▶ Trecho selecionado:

+++

Gill afirmou que o juiz não solicitou um exame de ossificação para verificar a idade verdadeira da filha, em vez disso, somente confiou na declaração de Nayab, feita claramente sob ameaça.
“O juiz aceitou o pedido de Nayab para deixar o abrigo e ficar com a família de Hayat. E não havia nada que pudéssemos fazer para impedi-la”, lamentou Gill. “Minha mãe desmaiou na sala do tribunal assim que o juiz deu sua ordem e, enquanto estávamos cuidando dela, a polícia discretamente levou Nayab para longe”.
Meninas cristãs violadas
Cena do filme “Dukhtar (Filha)”, que relata o casamento infantil no Paquistão. (Foto: Armughan Hassan).
O sequestro e o casamento forçado de meninas cristãs têm se tornado comuns no Paquistão. De acordo com a Portas Abertas, o Paquistão é o país com mais casos de casamentos forçados, com cerca de mil cristãos vítimas nos últimos dois anos.
As garotas cristãs raptadas por muçulmanos sofrem ameaças de que elas ou suas famílias serão mortas caso não declarem no tribunal que se converteram ao islã e se casaram por vontade própria.

+++

▶ Tarefas e exercícios:
A. Transcreva palavra por palavra a parte do trecho que vai de "O sequestro e" até "últimos dois anos.", inclusive.
B. Segundo o trecho, quantos cristãos foram vítimas de casamentos forçados no Paquistão nos últimos dois anos, de acordo com a Portas Abertas?
C. Prolongue o trecho sobre o sequestro de meninas cristãs no Paquistão, começando logo após a última frase.
As entradas não têm nenhuma relação com o trecho acima.

▶ Entradas fornecidas:
+++

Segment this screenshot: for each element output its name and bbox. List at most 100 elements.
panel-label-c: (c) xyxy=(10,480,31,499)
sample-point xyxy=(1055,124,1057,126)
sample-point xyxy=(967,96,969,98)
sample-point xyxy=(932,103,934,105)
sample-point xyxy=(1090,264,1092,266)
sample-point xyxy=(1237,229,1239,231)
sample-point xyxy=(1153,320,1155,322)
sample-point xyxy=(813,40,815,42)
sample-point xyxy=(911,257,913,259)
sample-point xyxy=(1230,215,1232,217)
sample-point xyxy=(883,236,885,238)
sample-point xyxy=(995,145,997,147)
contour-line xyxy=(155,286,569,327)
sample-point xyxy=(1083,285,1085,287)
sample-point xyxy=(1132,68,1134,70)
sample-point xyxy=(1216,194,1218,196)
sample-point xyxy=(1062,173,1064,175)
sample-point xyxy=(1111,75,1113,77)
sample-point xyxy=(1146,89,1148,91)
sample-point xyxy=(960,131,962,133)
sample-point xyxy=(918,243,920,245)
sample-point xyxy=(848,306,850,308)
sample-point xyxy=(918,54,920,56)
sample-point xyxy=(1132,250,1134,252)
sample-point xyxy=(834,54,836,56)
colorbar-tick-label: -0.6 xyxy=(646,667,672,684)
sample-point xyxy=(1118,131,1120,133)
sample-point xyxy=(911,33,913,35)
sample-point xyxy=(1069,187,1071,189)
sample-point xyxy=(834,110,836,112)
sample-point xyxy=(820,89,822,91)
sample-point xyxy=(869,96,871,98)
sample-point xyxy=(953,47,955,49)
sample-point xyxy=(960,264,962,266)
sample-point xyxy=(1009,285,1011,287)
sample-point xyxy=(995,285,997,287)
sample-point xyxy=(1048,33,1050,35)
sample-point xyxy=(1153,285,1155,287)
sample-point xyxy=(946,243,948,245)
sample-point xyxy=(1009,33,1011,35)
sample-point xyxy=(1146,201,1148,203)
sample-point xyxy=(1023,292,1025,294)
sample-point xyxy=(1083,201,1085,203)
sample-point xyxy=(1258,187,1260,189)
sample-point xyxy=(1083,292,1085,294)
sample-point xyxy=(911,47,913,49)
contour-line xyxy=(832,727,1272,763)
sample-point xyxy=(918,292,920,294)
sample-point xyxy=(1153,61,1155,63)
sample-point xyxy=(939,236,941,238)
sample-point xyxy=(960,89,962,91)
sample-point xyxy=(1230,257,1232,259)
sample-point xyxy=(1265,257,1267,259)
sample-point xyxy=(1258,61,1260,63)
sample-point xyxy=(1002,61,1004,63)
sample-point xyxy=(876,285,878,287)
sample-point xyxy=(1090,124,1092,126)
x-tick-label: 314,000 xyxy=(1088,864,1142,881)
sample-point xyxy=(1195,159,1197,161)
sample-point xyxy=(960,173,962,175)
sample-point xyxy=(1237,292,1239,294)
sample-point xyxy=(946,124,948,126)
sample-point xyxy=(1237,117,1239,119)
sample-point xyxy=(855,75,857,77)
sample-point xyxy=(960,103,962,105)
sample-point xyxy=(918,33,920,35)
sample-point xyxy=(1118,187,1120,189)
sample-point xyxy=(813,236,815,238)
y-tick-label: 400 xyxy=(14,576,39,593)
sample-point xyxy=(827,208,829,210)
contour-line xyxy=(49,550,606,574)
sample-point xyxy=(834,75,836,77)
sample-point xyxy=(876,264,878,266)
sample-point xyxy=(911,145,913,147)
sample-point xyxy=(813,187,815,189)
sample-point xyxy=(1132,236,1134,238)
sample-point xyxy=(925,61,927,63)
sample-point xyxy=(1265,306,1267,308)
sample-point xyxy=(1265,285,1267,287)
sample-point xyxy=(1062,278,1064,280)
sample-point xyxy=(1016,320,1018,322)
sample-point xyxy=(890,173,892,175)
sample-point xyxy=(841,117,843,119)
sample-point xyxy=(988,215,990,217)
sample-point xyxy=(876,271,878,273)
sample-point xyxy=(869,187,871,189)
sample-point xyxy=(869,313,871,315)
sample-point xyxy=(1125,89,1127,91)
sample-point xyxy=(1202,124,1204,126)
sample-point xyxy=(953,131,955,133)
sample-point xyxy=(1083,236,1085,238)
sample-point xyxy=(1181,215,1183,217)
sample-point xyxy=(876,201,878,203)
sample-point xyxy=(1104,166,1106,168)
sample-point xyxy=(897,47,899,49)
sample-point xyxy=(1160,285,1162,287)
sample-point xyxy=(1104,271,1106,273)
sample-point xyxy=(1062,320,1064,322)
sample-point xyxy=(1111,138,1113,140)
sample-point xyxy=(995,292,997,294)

+++

▶ Respostas:
A.
O sequestro e o casamento forçado de meninas cristãs têm se tornado comuns no Paquistão. De acordo com a Portas Abertas, o Paquistão é o país com mais casos de casamentos forçados, com cerca de mil cristãos vítimas nos últimos dois anos.

B. Cerca de mil.

C.
No paquistão, relações sexuais com meninas com menos de 16 anos é considerado legalmente como estupro, porém, na maioria dos casos uma certidão de conversão falsificada e uma certidão de casamento islâmica influenciam a polícia a não imputar punição aos sequestradores.
Líderes de igrejas cristãs e ativistas de direitos humanos afirmam temer que a polícia, abrigos e a Justiça facilitem a conversão e o casamento forçado de meninas cristãs no país.
O bispo moderador da Igreja Protestante Unida do Paquistão, Azad Marshall, afirmou que entrou com pedido para a recuperação da menina Nayab no Tribunal Superior de Lahore e decidiu apresentar queixas contra policiais e oficiais de justiça por ignorar a legislação em relação a rapto e estupro no caso de Nayab.
“Infelizmente, nossa polícia e o judiciário inferior estão facilitando casamentos infantis e conversões de meninas de minorias, devido ao qual os perpetradores desse grave crime conseguem se safar”, denunciou o bispo Marshall ao Morning Star News.
Marshall também informou que pediu ao renomado advogado de direitos humanos Saif Ul Malook para entrar com um pedido ao Tribunal Superior para a recuperação de Nayab e abertura de uma nova investigação do caso.
“Estou bastante esperançoso de que o caso de Nayab chamará a atenção do judiciário superior e do governo para esta questão crucial mais uma vez, e um mecanismo seria desenvolvido para impedir tais atrocidades contra as meninas da minoria sob o manto da religião”, disse o bispo Marshall.
Assistência falsa de ONGs “cristãs”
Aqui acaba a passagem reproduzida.